■ **Directions**
Every entry must be repeated exactly. Exclude all pictures.
── Information given
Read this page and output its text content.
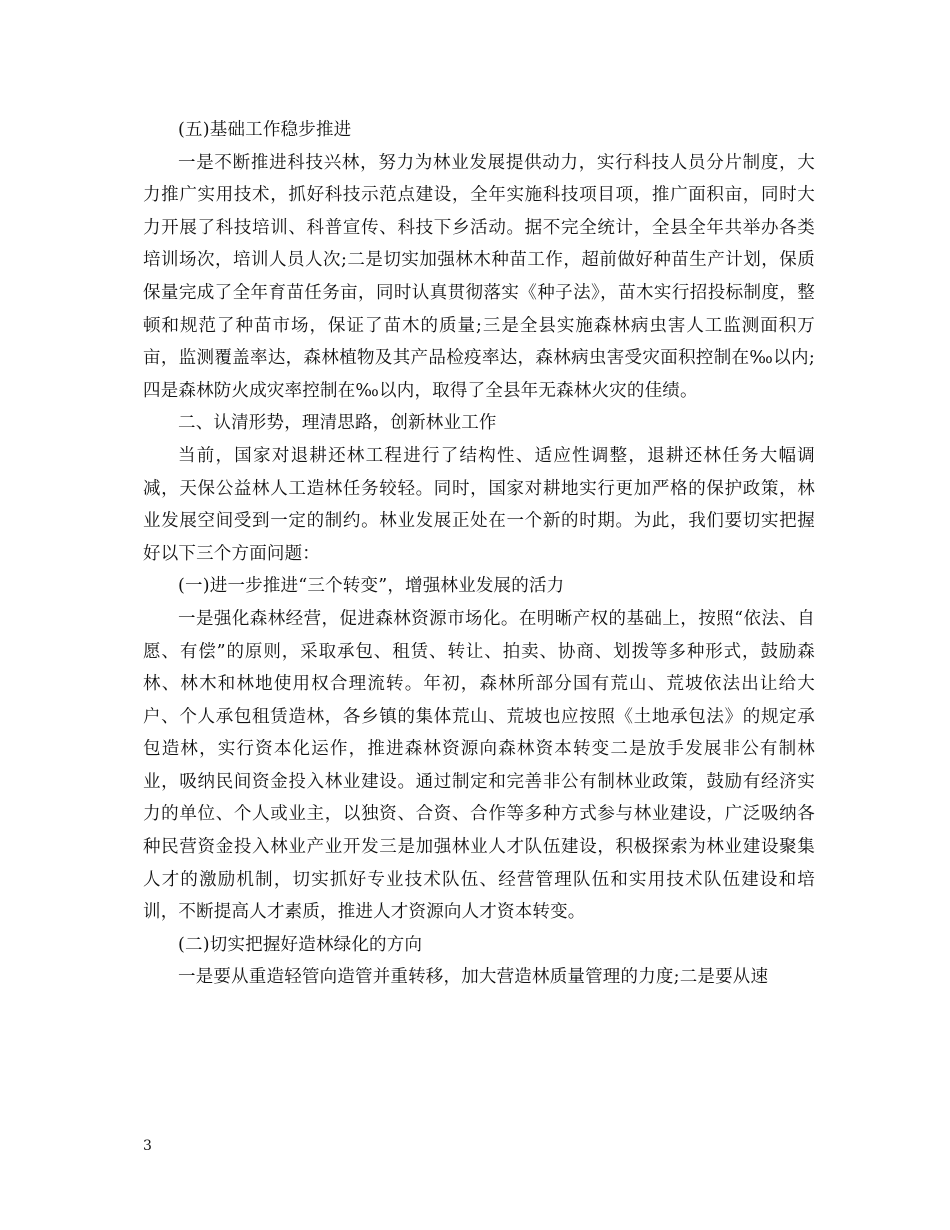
(五)基础工作稳步推进

一是不断推进科技兴林，努力为林业发展提供动力，实行科技人员分片制度，大力推广实用技术，抓好科技示范点建设，全年实施科技项目项，推广面积亩，同时大力开展了科技培训、科普宣传、科技下乡活动。据不完全统计，全县全年共举办各类培训场次，培训人员人次;二是切实加强林木种苗工作，超前做好种苗生产计划，保质保量完成了全年育苗任务亩，同时认真贯彻落实《种子法》，苗木实行招投标制度，整顿和规范了种苗市场，保证了苗木的质量;三是全县实施森林病虫害人工监测面积万亩，监测覆盖率达，森林植物及其产品检疫率达，森林病虫害受灾面积控制在‰以内;四是森林防火成灾率控制在‰以内，取得了全县年无森林火灾的佳绩。

二、认清形势，理清思路，创新林业工作

当前，国家对退耕还林工程进行了结构性、适应性调整，退耕还林任务大幅调减，天保公益林人工造林任务较轻。同时，国家对耕地实行更加严格的保护政策，林业发展空间受到一定的制约。林业发展正处在一个新的时期。为此，我们要切实把握好以下三个方面问题：

(一)进一步推进“三个转变”，增强林业发展的活力

一是强化森林经营，促进森林资源市场化。在明晰产权的基础上，按照“依法、自愿、有偿”的原则，采取承包、租赁、转让、拍卖、协商、划拨等多种形式，鼓励森林、林木和林地使用权合理流转。年初，森林所部分国有荒山、荒坡依法出让给大户、个人承包租赁造林，各乡镇的集体荒山、荒坡也应按照《土地承包法》的规定承包造林，实行资本化运作，推进森林资源向森林资本转变二是放手发展非公有制林业，吸纳民间资金投入林业建设。通过制定和完善非公有制林业政策，鼓励有经济实力的单位、个人或业主，以独资、合资、合作等多种方式参与林业建设，广泛吸纳各种民营资金投入林业产业开发三是加强林业人才队伍建设，积极探索为林业建设聚集人才的激励机制，切实抓好专业技术队伍、经营管理队伍和实用技术队伍建设和培训，不断提高人才素质，推进人才资源向人才资本转变。

(二)切实把握好造林绿化的方向

一是要从重造轻管向造管并重转移，加大营造林质量管理的力度;二是要从速

3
────
■ **Response to this task**
Read this page and output its text content.
(五)基础工作稳步推进

一是不断推进科技兴林，努力为林业发展提供动力，实行科技人员分片制度，大力推广实用技术，抓好科技示范点建设，全年实施科技项目项，推广面积亩，同时大力开展了科技培训、科普宣传、科技下乡活动。据不完全统计，全县全年共举办各类培训场次，培训人员人次;二是切实加强林木种苗工作，超前做好种苗生产计划，保质保量完成了全年育苗任务亩，同时认真贯彻落实《种子法》，苗木实行招投标制度，整顿和规范了种苗市场，保证了苗木的质量;三是全县实施森林病虫害人工监测面积万亩，监测覆盖率达，森林植物及其产品检疫率达，森林病虫害受灾面积控制在‰以内;四是森林防火成灾率控制在‰以内，取得了全县年无森林火灾的佳绩。

二、认清形势，理清思路，创新林业工作

当前，国家对退耕还林工程进行了结构性、适应性调整，退耕还林任务大幅调减，天保公益林人工造林任务较轻。同时，国家对耕地实行更加严格的保护政策，林业发展空间受到一定的制约。林业发展正处在一个新的时期。为此，我们要切实把握好以下三个方面问题：

(一)进一步推进“三个转变”，增强林业发展的活力

一是强化森林经营，促进森林资源市场化。在明晰产权的基础上，按照“依法、自愿、有偿”的原则，采取承包、租赁、转让、拍卖、协商、划拨等多种形式，鼓励森林、林木和林地使用权合理流转。年初，森林所部分国有荒山、荒坡依法出让给大户、个人承包租赁造林，各乡镇的集体荒山、荒坡也应按照《土地承包法》的规定承包造林，实行资本化运作，推进森林资源向森林资本转变二是放手发展非公有制林业，吸纳民间资金投入林业建设。通过制定和完善非公有制林业政策，鼓励有经济实力的单位、个人或业主，以独资、合资、合作等多种方式参与林业建设，广泛吸纳各种民营资金投入林业产业开发三是加强林业人才队伍建设，积极探索为林业建设聚集人才的激励机制，切实抓好专业技术队伍、经营管理队伍和实用技术队伍建设和培训，不断提高人才素质，推进人才资源向人才资本转变。

(二)切实把握好造林绿化的方向

一是要从重造轻管向造管并重转移，加大营造林质量管理的力度;二是要从速

3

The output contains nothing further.